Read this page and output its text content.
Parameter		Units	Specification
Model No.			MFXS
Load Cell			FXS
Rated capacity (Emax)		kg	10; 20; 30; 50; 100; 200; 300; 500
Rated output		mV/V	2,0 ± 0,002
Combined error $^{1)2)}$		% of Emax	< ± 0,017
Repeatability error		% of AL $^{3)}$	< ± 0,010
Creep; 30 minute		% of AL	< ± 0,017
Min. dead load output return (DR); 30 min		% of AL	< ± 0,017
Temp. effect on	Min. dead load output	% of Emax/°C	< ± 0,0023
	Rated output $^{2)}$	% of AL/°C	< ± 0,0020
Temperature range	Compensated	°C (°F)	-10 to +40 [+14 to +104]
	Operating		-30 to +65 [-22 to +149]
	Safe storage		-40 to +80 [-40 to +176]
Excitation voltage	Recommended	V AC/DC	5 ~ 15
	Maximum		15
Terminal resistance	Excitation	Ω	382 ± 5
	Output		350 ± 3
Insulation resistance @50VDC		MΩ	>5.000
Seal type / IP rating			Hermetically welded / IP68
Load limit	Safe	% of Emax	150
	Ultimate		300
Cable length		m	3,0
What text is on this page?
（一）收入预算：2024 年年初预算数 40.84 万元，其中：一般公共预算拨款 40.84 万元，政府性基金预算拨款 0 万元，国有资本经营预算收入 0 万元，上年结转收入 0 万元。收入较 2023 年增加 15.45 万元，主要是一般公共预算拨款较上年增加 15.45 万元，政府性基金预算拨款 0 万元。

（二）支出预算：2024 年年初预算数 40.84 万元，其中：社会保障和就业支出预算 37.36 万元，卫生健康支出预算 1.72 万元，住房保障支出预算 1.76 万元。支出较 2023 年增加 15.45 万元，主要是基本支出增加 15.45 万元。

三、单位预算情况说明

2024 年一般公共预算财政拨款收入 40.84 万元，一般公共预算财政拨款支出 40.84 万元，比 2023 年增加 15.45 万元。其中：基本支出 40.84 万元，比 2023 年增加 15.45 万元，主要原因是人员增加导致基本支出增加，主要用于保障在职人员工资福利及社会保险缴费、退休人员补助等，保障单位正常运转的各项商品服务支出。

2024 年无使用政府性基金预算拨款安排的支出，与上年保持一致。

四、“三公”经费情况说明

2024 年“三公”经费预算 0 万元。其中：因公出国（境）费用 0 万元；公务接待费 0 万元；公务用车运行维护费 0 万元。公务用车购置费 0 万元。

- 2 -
-=-=-=-=-
## Your goal
Retype the material in full. Each word must match.

## Finished task
Read this page and output its text content.
Parameter		Units	Specification
Model No.			MFXS
Load Cell			FXS
Rated capacity (Emax)		kg	10; 20; 30; 50; 100; 200; 300; 500
Rated output		mV/V	2,0 ± 0,002
Combined error $^{1)2)}$		% of Emax	< ± 0,017
Repeatability error		% of AL $^{3)}$	< ± 0,010
Creep; 30 minute		% of AL	< ± 0,017
Min. dead load output return (DR); 30 min		% of AL	< ± 0,017
Temp. effect on	Min. dead load output	% of Emax/°C	< ± 0,0023
	Rated output $^{2)}$	% of AL/°C	< ± 0,0020
Temperature range	Compensated	°C (°F)	-10 to +40 [+14 to +104]
	Operating		-30 to +65 [-22 to +149]
	Safe storage		-40 to +80 [-40 to +176]
Excitation voltage	Recommended	V AC/DC	5 ~ 15
	Maximum		15
Terminal resistance	Excitation	Ω	382 ± 5
	Output		350 ± 3
Insulation resistance @50VDC		MΩ	>5.000
Seal type / IP rating			Hermetically welded / IP68
Load limit	Safe	% of Emax	150
	Ultimate		300
Cable length		m	3,0
What text is on this page?
（一）收入预算：2024 年年初预算数 40.84 万元，其中：一般公共预算拨款 40.84 万元，政府性基金预算拨款 0 万元，国有资本经营预算收入 0 万元，上年结转收入 0 万元。收入较 2023 年增加 15.45 万元，主要是一般公共预算拨款较上年增加 15.45 万元，政府性基金预算拨款 0 万元。

（二）支出预算：2024 年年初预算数 40.84 万元，其中：社会保障和就业支出预算 37.36 万元，卫生健康支出预算 1.72 万元，住房保障支出预算 1.76 万元。支出较 2023 年增加 15.45 万元，主要是基本支出增加 15.45 万元。

三、单位预算情况说明

2024 年一般公共预算财政拨款收入 40.84 万元，一般公共预算财政拨款支出 40.84 万元，比 2023 年增加 15.45 万元。其中：基本支出 40.84 万元，比 2023 年增加 15.45 万元，主要原因是人员增加导致基本支出增加，主要用于保障在职人员工资福利及社会保险缴费、退休人员补助等，保障单位正常运转的各项商品服务支出。

2024 年无使用政府性基金预算拨款安排的支出，与上年保持一致。

四、“三公”经费情况说明

2024 年“三公”经费预算 0 万元。其中：因公出国（境）费用 0 万元；公务接待费 0 万元；公务用车运行维护费 0 万元。公务用车购置费 0 万元。

- 2 -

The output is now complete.